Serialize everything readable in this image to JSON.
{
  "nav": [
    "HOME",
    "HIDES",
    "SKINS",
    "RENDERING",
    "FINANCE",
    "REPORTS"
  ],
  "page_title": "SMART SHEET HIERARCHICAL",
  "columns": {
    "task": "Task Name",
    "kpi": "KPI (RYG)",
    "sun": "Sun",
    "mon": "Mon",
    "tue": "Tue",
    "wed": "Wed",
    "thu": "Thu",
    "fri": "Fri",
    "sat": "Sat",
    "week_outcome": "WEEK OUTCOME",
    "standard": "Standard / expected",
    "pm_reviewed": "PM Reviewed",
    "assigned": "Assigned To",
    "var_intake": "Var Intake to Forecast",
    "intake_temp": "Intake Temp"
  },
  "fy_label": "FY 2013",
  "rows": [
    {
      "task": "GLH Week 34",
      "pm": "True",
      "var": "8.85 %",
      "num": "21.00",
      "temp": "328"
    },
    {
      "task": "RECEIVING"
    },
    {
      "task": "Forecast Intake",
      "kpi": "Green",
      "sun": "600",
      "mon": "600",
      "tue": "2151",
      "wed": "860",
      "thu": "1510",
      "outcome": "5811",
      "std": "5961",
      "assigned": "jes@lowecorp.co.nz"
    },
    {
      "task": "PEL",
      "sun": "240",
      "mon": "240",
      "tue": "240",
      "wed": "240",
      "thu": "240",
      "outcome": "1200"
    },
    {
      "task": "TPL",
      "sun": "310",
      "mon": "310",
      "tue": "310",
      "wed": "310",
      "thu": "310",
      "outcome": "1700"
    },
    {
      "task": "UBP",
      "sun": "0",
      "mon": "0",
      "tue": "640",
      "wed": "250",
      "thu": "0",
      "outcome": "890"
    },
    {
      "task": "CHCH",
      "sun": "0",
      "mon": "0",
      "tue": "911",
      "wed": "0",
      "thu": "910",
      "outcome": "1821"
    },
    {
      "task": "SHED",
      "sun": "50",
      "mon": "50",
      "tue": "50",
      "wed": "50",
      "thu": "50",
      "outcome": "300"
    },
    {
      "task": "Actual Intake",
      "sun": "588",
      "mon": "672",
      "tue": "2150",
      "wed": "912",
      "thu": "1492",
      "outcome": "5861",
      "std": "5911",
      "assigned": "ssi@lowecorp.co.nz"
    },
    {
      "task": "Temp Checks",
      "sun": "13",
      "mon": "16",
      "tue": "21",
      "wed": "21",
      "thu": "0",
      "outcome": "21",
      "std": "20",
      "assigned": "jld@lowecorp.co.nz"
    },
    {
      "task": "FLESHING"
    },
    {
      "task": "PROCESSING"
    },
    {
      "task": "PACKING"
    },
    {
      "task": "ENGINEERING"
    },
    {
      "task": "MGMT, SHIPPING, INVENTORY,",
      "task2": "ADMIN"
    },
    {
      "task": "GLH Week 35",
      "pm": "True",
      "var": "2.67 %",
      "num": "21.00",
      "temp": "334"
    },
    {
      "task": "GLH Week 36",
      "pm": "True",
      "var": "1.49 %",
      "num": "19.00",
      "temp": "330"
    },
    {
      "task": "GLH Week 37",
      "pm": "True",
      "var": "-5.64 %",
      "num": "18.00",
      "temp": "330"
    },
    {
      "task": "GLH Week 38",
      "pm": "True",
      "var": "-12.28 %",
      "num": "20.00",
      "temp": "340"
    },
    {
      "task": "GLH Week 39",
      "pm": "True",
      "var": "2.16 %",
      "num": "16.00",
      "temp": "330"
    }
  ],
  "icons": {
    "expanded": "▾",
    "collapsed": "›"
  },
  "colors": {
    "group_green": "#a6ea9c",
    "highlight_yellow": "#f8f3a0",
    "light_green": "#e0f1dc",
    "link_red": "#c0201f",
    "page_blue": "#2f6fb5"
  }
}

┄┄┄┄┄┄┄┄┄┄

| DIRECTIONS |
State how many lines hold the word "assigned". The number is the whole answer.

| WRITTEN SOLUTION |
4